Output each entry verbatim and exclude every picture from it.

— start of Dataset —

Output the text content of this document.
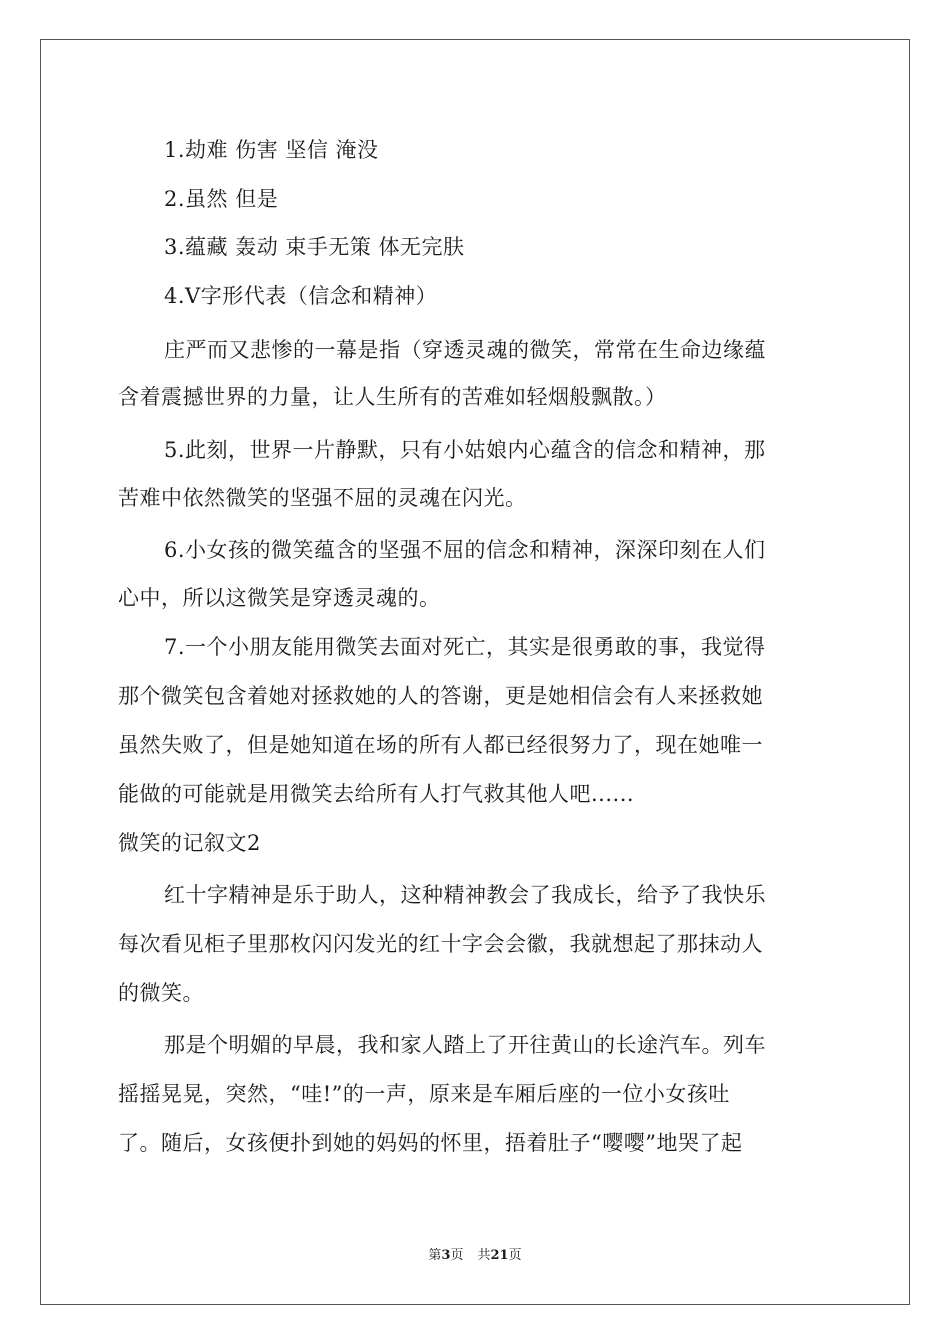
1.劫难 伤害 坚信 淹没
2.虽然 但是
3.蕴藏 轰动 束手无策 体无完肤
4.V字形代表（信念和精神）
庄严而又悲惨的一幕是指（穿透灵魂的微笑，常常在生命边缘蕴
含着震撼世界的力量，让人生所有的苦难如轻烟般飘散。）
5.此刻，世界一片静默，只有小姑娘内心蕴含的信念和精神，那
苦难中依然微笑的坚强不屈的灵魂在闪光。
6.小女孩的微笑蕴含的坚强不屈的信念和精神，深深印刻在人们
心中，所以这微笑是穿透灵魂的。
7.一个小朋友能用微笑去面对死亡，其实是很勇敢的事，我觉得
那个微笑包含着她对拯救她的人的答谢，更是她相信会有人来拯救她
虽然失败了，但是她知道在场的所有人都已经很努力了，现在她唯一
能做的可能就是用微笑去给所有人打气救其他人吧......
微笑的记叙文2
红十字精神是乐于助人，这种精神教会了我成长，给予了我快乐
每次看见柜子里那枚闪闪发光的红十字会会徽，我就想起了那抹动人
的微笑。
那是个明媚的早晨，我和家人踏上了开往黄山的长途汽车。列车
摇摇晃晃，突然，“哇!”的一声，原来是车厢后座的一位小女孩吐
了。随后，女孩便扑到她的妈妈的怀里，捂着肚子“嘤嘤”地哭了起
第3页 共21页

— end of Dataset —

→ **Answer to the exercise**
Output the text content of this document.
1.劫难 伤害 坚信 淹没
2.虽然 但是
3.蕴藏 轰动 束手无策 体无完肤
4.V字形代表（信念和精神）
庄严而又悲惨的一幕是指（穿透灵魂的微笑，常常在生命边缘蕴
含着震撼世界的力量，让人生所有的苦难如轻烟般飘散。）
5.此刻，世界一片静默，只有小姑娘内心蕴含的信念和精神，那
苦难中依然微笑的坚强不屈的灵魂在闪光。
6.小女孩的微笑蕴含的坚强不屈的信念和精神，深深印刻在人们
心中，所以这微笑是穿透灵魂的。
7.一个小朋友能用微笑去面对死亡，其实是很勇敢的事，我觉得
那个微笑包含着她对拯救她的人的答谢，更是她相信会有人来拯救她
虽然失败了，但是她知道在场的所有人都已经很努力了，现在她唯一
能做的可能就是用微笑去给所有人打气救其他人吧......
微笑的记叙文2
红十字精神是乐于助人，这种精神教会了我成长，给予了我快乐
每次看见柜子里那枚闪闪发光的红十字会会徽，我就想起了那抹动人
的微笑。
那是个明媚的早晨，我和家人踏上了开往黄山的长途汽车。列车
摇摇晃晃，突然，“哇!”的一声，原来是车厢后座的一位小女孩吐
了。随后，女孩便扑到她的妈妈的怀里，捂着肚子“嘤嘤”地哭了起
第3页 共21页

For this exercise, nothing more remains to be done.